*What you will do*. Provide the data again in its entirety, exactly as given.

*Data*.

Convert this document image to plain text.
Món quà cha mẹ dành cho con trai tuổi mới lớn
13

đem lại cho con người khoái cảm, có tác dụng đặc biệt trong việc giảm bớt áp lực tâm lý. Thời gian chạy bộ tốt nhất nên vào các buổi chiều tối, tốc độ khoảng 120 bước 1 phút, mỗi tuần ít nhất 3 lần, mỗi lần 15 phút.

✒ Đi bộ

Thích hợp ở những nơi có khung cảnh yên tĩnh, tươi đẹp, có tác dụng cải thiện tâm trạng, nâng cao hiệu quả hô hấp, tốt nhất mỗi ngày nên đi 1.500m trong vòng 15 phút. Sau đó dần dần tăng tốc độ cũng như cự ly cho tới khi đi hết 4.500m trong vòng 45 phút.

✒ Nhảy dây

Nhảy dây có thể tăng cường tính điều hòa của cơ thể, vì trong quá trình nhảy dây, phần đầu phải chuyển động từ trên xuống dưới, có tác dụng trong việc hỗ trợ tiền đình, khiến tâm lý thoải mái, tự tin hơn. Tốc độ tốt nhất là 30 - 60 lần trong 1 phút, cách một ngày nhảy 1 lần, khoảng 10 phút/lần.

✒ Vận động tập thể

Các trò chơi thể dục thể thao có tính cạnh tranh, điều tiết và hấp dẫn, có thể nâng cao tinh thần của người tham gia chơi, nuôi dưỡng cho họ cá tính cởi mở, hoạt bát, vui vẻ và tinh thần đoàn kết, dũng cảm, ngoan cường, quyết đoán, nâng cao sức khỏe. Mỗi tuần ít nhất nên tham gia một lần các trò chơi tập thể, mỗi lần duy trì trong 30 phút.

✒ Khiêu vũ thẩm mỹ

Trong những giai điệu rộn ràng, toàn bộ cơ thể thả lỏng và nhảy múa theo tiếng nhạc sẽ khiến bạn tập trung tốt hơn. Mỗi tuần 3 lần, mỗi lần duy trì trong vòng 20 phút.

*Output for this task*.
Convert this document image to plain text.
Món quà cha mẹ dành cho con trai tuổi mới lớn
13

đem lại cho con người khoái cảm, có tác dụng đặc biệt trong việc giảm bớt áp lực tâm lý. Thời gian chạy bộ tốt nhất nên vào các buổi chiều tối, tốc độ khoảng 120 bước 1 phút, mỗi tuần ít nhất 3 lần, mỗi lần 15 phút.

✒ Đi bộ

Thích hợp ở những nơi có khung cảnh yên tĩnh, tươi đẹp, có tác dụng cải thiện tâm trạng, nâng cao hiệu quả hô hấp, tốt nhất mỗi ngày nên đi 1.500m trong vòng 15 phút. Sau đó dần dần tăng tốc độ cũng như cự ly cho tới khi đi hết 4.500m trong vòng 45 phút.

✒ Nhảy dây

Nhảy dây có thể tăng cường tính điều hòa của cơ thể, vì trong quá trình nhảy dây, phần đầu phải chuyển động từ trên xuống dưới, có tác dụng trong việc hỗ trợ tiền đình, khiến tâm lý thoải mái, tự tin hơn. Tốc độ tốt nhất là 30 - 60 lần trong 1 phút, cách một ngày nhảy 1 lần, khoảng 10 phút/lần.

✒ Vận động tập thể

Các trò chơi thể dục thể thao có tính cạnh tranh, điều tiết và hấp dẫn, có thể nâng cao tinh thần của người tham gia chơi, nuôi dưỡng cho họ cá tính cởi mở, hoạt bát, vui vẻ và tinh thần đoàn kết, dũng cảm, ngoan cường, quyết đoán, nâng cao sức khỏe. Mỗi tuần ít nhất nên tham gia một lần các trò chơi tập thể, mỗi lần duy trì trong 30 phút.

✒ Khiêu vũ thẩm mỹ

Trong những giai điệu rộn ràng, toàn bộ cơ thể thả lỏng và nhảy múa theo tiếng nhạc sẽ khiến bạn tập trung tốt hơn. Mỗi tuần 3 lần, mỗi lần duy trì trong vòng 20 phút.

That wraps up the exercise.